* **Your instructions**
From the entries below, say how many lines carry the word "bottom", and give nothing but the number.

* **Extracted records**
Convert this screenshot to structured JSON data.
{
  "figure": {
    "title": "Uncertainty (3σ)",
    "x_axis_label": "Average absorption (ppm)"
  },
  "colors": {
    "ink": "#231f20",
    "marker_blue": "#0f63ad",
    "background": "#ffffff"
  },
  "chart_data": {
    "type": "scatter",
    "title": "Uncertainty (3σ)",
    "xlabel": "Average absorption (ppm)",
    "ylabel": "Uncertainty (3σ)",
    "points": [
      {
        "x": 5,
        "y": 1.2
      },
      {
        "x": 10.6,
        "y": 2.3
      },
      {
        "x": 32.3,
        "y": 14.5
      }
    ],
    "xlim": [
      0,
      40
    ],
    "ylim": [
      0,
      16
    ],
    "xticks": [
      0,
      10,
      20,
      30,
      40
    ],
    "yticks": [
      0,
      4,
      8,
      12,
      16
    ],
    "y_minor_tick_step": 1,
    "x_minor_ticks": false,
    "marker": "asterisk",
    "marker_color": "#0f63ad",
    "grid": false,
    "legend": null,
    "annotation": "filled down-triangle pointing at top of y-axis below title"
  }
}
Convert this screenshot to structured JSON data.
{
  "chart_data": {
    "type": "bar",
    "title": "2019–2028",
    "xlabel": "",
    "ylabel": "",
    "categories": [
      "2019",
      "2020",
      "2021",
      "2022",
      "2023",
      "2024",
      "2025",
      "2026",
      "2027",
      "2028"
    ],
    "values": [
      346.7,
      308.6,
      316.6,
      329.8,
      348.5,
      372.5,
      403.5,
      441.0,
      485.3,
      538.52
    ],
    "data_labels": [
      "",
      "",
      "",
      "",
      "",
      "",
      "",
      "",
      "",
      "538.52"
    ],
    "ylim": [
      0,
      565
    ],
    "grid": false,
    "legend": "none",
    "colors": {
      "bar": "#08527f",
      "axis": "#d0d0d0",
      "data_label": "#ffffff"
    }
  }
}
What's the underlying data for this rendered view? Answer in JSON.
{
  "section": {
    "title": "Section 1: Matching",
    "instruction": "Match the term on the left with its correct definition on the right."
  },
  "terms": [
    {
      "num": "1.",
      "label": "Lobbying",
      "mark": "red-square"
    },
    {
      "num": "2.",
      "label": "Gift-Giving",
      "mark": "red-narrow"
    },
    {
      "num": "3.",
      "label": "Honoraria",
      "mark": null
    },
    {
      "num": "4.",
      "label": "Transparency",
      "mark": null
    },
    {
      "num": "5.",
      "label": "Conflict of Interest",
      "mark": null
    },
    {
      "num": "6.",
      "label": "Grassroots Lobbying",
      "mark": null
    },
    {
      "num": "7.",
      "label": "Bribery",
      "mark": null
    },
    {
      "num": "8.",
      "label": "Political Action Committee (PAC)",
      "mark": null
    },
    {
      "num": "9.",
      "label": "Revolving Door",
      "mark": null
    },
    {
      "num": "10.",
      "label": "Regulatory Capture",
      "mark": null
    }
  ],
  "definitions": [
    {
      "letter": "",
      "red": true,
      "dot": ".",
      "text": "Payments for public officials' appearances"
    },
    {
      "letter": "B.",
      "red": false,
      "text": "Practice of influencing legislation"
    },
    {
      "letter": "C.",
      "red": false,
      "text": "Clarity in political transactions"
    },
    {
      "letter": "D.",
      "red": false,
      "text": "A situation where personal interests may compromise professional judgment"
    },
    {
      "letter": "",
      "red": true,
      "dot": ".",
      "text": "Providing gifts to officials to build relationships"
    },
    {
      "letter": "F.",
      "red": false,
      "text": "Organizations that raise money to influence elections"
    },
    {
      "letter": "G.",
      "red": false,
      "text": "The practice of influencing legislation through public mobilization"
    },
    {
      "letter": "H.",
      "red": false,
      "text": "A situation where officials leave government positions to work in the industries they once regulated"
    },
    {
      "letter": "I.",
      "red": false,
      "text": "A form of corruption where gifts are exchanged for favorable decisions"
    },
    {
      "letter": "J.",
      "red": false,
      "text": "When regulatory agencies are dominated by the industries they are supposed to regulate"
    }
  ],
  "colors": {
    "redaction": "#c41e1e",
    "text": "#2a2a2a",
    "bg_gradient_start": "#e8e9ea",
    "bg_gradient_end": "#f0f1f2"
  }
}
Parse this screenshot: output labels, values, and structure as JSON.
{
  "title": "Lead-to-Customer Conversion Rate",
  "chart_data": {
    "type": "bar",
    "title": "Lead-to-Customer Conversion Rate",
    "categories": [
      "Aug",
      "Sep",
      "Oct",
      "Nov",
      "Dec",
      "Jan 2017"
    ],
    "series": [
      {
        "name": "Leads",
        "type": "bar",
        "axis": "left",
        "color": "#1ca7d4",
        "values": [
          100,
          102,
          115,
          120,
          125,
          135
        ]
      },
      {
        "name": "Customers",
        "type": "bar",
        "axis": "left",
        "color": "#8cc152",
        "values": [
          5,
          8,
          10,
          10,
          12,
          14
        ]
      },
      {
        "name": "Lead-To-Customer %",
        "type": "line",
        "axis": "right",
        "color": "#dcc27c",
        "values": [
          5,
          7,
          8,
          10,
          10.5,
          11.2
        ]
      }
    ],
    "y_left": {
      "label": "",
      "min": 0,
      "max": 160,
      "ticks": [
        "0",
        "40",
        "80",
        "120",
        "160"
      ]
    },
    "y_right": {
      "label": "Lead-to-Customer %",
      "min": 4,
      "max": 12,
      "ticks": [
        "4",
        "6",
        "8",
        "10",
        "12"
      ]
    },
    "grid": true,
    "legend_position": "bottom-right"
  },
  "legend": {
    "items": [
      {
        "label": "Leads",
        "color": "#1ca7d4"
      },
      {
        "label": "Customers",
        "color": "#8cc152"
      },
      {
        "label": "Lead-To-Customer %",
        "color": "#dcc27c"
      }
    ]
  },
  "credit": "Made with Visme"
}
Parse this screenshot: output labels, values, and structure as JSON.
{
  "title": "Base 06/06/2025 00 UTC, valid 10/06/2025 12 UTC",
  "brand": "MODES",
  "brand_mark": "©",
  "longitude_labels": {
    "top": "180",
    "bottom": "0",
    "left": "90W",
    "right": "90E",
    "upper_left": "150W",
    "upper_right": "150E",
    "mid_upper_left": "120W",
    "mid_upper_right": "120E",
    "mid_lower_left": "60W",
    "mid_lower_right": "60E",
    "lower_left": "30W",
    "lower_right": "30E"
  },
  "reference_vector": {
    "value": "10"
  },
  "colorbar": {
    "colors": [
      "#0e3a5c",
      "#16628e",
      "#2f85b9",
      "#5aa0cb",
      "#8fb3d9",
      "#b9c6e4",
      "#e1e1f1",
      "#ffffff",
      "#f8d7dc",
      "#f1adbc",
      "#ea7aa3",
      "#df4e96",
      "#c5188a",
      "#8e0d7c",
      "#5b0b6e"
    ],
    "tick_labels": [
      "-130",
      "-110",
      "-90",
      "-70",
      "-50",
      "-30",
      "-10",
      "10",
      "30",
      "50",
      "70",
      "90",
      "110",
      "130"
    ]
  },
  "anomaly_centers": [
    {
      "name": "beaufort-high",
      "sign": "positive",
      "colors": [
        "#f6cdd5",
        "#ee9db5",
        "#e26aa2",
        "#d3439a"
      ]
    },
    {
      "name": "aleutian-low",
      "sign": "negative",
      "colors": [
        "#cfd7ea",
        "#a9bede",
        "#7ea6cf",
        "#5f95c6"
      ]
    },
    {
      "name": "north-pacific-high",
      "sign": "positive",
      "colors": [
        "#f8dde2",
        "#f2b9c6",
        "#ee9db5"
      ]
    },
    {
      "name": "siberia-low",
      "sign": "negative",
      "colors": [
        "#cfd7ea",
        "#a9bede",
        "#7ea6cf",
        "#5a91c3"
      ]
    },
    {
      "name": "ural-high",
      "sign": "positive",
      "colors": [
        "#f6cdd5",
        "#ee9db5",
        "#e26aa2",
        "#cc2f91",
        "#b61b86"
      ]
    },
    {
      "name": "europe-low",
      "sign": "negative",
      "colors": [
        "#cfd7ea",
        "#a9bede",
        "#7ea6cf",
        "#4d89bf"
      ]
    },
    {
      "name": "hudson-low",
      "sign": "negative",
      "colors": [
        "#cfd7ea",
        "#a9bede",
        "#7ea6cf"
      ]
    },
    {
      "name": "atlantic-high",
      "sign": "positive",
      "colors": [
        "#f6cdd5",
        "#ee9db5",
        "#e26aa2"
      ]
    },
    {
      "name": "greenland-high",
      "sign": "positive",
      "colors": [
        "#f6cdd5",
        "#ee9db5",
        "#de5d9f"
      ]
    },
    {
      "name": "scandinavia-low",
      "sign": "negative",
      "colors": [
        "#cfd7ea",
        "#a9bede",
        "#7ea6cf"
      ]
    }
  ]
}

* **Answer for the task**
2